Aim: Which lines below hold the word "color"? Report each one.

■ ■ ■ ■ ■

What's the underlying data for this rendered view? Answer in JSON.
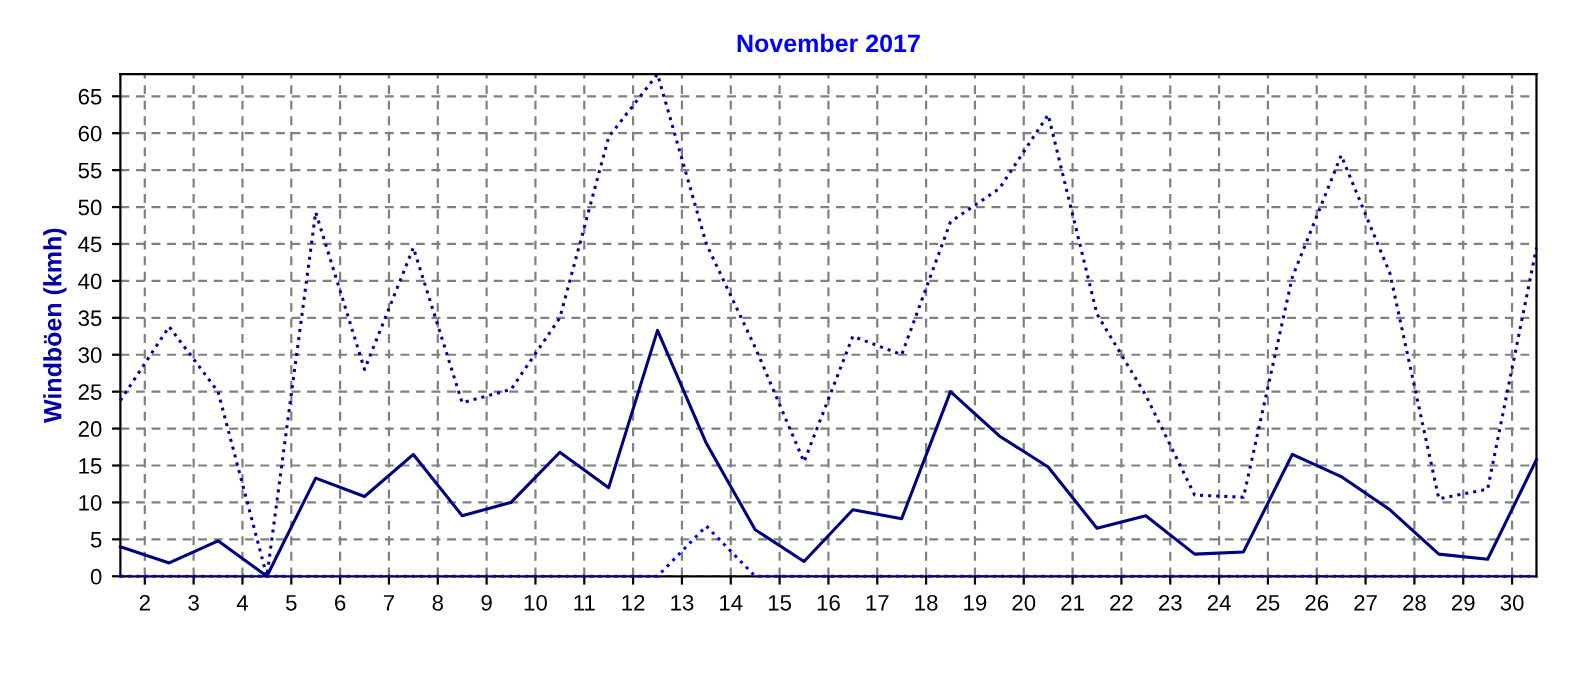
{
  "chart_data": {
    "type": "line",
    "title": "November 2017",
    "ylabel": "Windböen (kmh)",
    "x": [
      1.5,
      2.5,
      3.5,
      4.5,
      5.5,
      6.5,
      7.5,
      8.5,
      9.5,
      10.5,
      11.5,
      12.5,
      13.5,
      14.5,
      15.5,
      16.5,
      17.5,
      18.5,
      19.5,
      20.5,
      21.5,
      22.5,
      23.5,
      24.5,
      25.5,
      26.5,
      27.5,
      28.5,
      29.5,
      30.5
    ],
    "series": [
      {
        "color": "#000080",
        "line_style": "solid",
        "values": [
          4,
          1.8,
          4.8,
          0,
          13.3,
          10.8,
          16.5,
          8.2,
          10,
          16.8,
          12,
          33.3,
          18,
          6.3,
          2,
          9,
          7.8,
          25,
          19,
          14.8,
          6.5,
          8.2,
          3,
          3.3,
          16.5,
          13.5,
          9,
          3,
          2.3,
          15.8
        ]
      },
      {
        "color": "#0000a0",
        "line_style": "dotted",
        "values": [
          23.8,
          33.8,
          25,
          0,
          49.3,
          28,
          44.5,
          23.5,
          25.3,
          35,
          59.5,
          68,
          45,
          31,
          15.5,
          32.5,
          30,
          48,
          52.5,
          62.5,
          35.5,
          24.5,
          11,
          10.7,
          40.5,
          57,
          41,
          10.5,
          11.8,
          44.5
        ]
      },
      {
        "color": "#0000ff",
        "line_style": "dotted",
        "values": [
          0,
          0,
          0,
          0,
          0,
          0,
          0,
          0,
          0,
          0,
          0,
          0,
          6.8,
          0,
          0,
          0,
          0,
          0,
          0,
          0,
          0,
          0,
          0,
          0,
          0,
          0,
          0,
          0,
          0,
          0
        ]
      }
    ],
    "xlim": [
      1.5,
      30.5
    ],
    "xticks": [
      2,
      3,
      4,
      5,
      6,
      7,
      8,
      9,
      10,
      11,
      12,
      13,
      14,
      15,
      16,
      17,
      18,
      19,
      20,
      21,
      22,
      23,
      24,
      25,
      26,
      27,
      28,
      29,
      30
    ],
    "ylim": [
      0,
      68
    ],
    "yticks": [
      0,
      5,
      10,
      15,
      20,
      25,
      30,
      35,
      40,
      45,
      50,
      55,
      60,
      65
    ],
    "grid": true,
    "marker": "none"
  }
}
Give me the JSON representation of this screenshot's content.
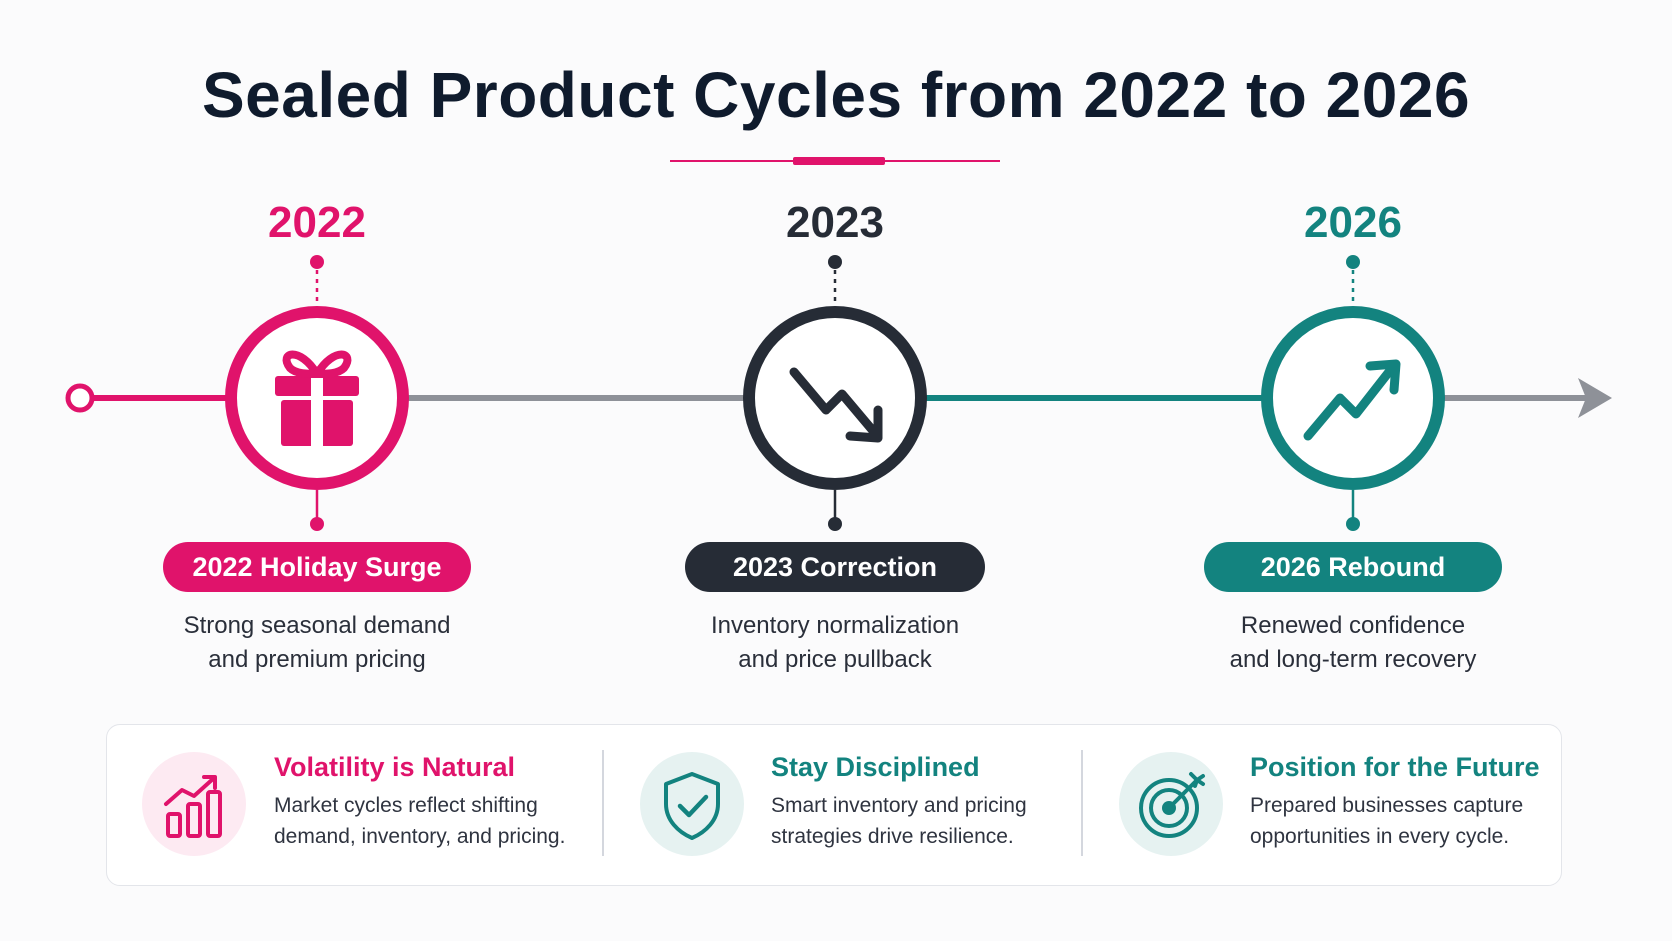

■ ■ ■ ■ ■

Answer below:
        "color": "#000080",
        "color": "#0000a0",
        "color": "#0000ff",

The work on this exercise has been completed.